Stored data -
__________

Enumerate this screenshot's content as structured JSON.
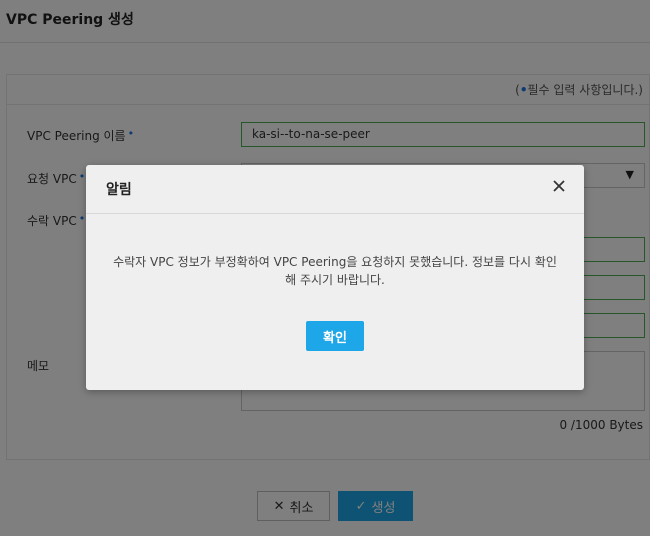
{
  "page": {
    "title": "VPC Peering 생성"
  },
  "form": {
    "required_note_prefix": "(",
    "required_note_dot": "•",
    "required_note_text": "필수 입력 사항입니다.)",
    "fields": {
      "peering_name_label": "VPC Peering 이름",
      "peering_name_value": "ka-si--to-na-se-peer",
      "request_vpc_label": "요청 VPC",
      "accept_vpc_label": "수락 VPC",
      "memo_label": "메모",
      "required_marker": "•"
    },
    "memo_byte_count": "0 /1000 Bytes"
  },
  "footer": {
    "cancel_label": "취소",
    "cancel_icon": "close-icon",
    "create_label": "생성",
    "create_icon": "check-icon"
  },
  "dialog": {
    "title": "알림",
    "message_line1": "수락자 VPC 정보가 부정확하여 VPC Peering을 요청하지 못했습니다. 정보를 다시 확인",
    "message_line2": "해 주시기 바랍니다.",
    "confirm_label": "확인"
  },
  "colors": {
    "accent": "#1ea7e8",
    "required_dot": "#1a73e8",
    "valid_border": "#4caf50"
  }
}
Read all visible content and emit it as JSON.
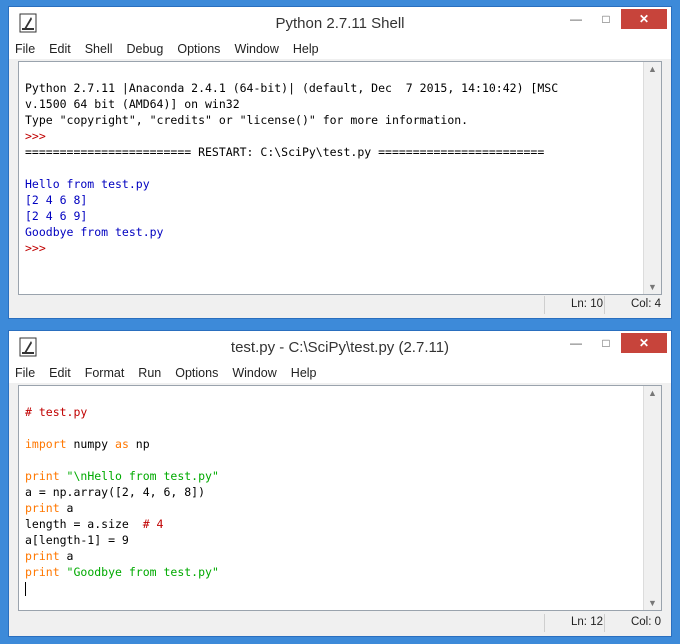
{
  "shell": {
    "title": "Python 2.7.11 Shell",
    "menu": [
      "File",
      "Edit",
      "Shell",
      "Debug",
      "Options",
      "Window",
      "Help"
    ],
    "lines": [
      "Python 2.7.11 |Anaconda 2.4.1 (64-bit)| (default, Dec  7 2015, 14:10:42) [MSC",
      "v.1500 64 bit (AMD64)] on win32",
      "Type \"copyright\", \"credits\" or \"license()\" for more information.",
      ">>> ",
      "======================== RESTART: C:\\SciPy\\test.py ========================",
      "",
      "Hello from test.py",
      "[2 4 6 8]",
      "[2 4 6 9]",
      "Goodbye from test.py",
      ">>> "
    ],
    "status": {
      "ln": "Ln: 10",
      "col": "Col: 4"
    }
  },
  "editor": {
    "title": "test.py - C:\\SciPy\\test.py (2.7.11)",
    "menu": [
      "File",
      "Edit",
      "Format",
      "Run",
      "Options",
      "Window",
      "Help"
    ],
    "code": {
      "l1": "# test.py",
      "l3_kw1": "import",
      "l3_mid": " numpy ",
      "l3_kw2": "as",
      "l3_end": " np",
      "l5_kw": "print",
      "l5_str": " \"\\nHello from test.py\"",
      "l6": "a = np.array([2, 4, 6, 8])",
      "l7_kw": "print",
      "l7_rest": " a",
      "l8_code": "length = a.size  ",
      "l8_comment": "# 4",
      "l9": "a[length-1] = 9",
      "l10_kw": "print",
      "l10_rest": " a",
      "l11_kw": "print",
      "l11_str": " \"Goodbye from test.py\""
    },
    "status": {
      "ln": "Ln: 12",
      "col": "Col: 0"
    }
  },
  "colors": {
    "desktop": "#3d8ad9",
    "output": "#0000c0",
    "prompt": "#c00000",
    "keyword": "#ff7700",
    "string": "#00aa00",
    "comment": "#c00000",
    "close_button": "#c7443b"
  },
  "icons": {
    "app": "idle-feather-icon",
    "minimize": "minimize-icon",
    "maximize": "maximize-icon",
    "close": "close-icon"
  }
}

__________

DO THIS - Reproduce the data word for word, excluding its pictures.

FINAL RESULT -
Enumerate this screenshot's content as structured JSON.
{
  "page": {
    "title": "VPC Peering 생성"
  },
  "form": {
    "required_note_prefix": "(",
    "required_note_dot": "•",
    "required_note_text": "필수 입력 사항입니다.)",
    "fields": {
      "peering_name_label": "VPC Peering 이름",
      "peering_name_value": "ka-si--to-na-se-peer",
      "request_vpc_label": "요청 VPC",
      "accept_vpc_label": "수락 VPC",
      "memo_label": "메모",
      "required_marker": "•"
    },
    "memo_byte_count": "0 /1000 Bytes"
  },
  "footer": {
    "cancel_label": "취소",
    "cancel_icon": "close-icon",
    "create_label": "생성",
    "create_icon": "check-icon"
  },
  "dialog": {
    "title": "알림",
    "message_line1": "수락자 VPC 정보가 부정확하여 VPC Peering을 요청하지 못했습니다. 정보를 다시 확인",
    "message_line2": "해 주시기 바랍니다.",
    "confirm_label": "확인"
  },
  "colors": {
    "accent": "#1ea7e8",
    "required_dot": "#1a73e8",
    "valid_border": "#4caf50"
  }
}
Read all visible content and emit it as JSON.
{
  "shell": {
    "title": "Python 2.7.11 Shell",
    "menu": [
      "File",
      "Edit",
      "Shell",
      "Debug",
      "Options",
      "Window",
      "Help"
    ],
    "lines": [
      "Python 2.7.11 |Anaconda 2.4.1 (64-bit)| (default, Dec  7 2015, 14:10:42) [MSC",
      "v.1500 64 bit (AMD64)] on win32",
      "Type \"copyright\", \"credits\" or \"license()\" for more information.",
      ">>> ",
      "======================== RESTART: C:\\SciPy\\test.py ========================",
      "",
      "Hello from test.py",
      "[2 4 6 8]",
      "[2 4 6 9]",
      "Goodbye from test.py",
      ">>> "
    ],
    "status": {
      "ln": "Ln: 10",
      "col": "Col: 4"
    }
  },
  "editor": {
    "title": "test.py - C:\\SciPy\\test.py (2.7.11)",
    "menu": [
      "File",
      "Edit",
      "Format",
      "Run",
      "Options",
      "Window",
      "Help"
    ],
    "code": {
      "l1": "# test.py",
      "l3_kw1": "import",
      "l3_mid": " numpy ",
      "l3_kw2": "as",
      "l3_end": " np",
      "l5_kw": "print",
      "l5_str": " \"\\nHello from test.py\"",
      "l6": "a = np.array([2, 4, 6, 8])",
      "l7_kw": "print",
      "l7_rest": " a",
      "l8_code": "length = a.size  ",
      "l8_comment": "# 4",
      "l9": "a[length-1] = 9",
      "l10_kw": "print",
      "l10_rest": " a",
      "l11_kw": "print",
      "l11_str": " \"Goodbye from test.py\""
    },
    "status": {
      "ln": "Ln: 12",
      "col": "Col: 0"
    }
  },
  "colors": {
    "desktop": "#3d8ad9",
    "output": "#0000c0",
    "prompt": "#c00000",
    "keyword": "#ff7700",
    "string": "#00aa00",
    "comment": "#c00000",
    "close_button": "#c7443b"
  },
  "icons": {
    "app": "idle-feather-icon",
    "minimize": "minimize-icon",
    "maximize": "maximize-icon",
    "close": "close-icon"
  }
}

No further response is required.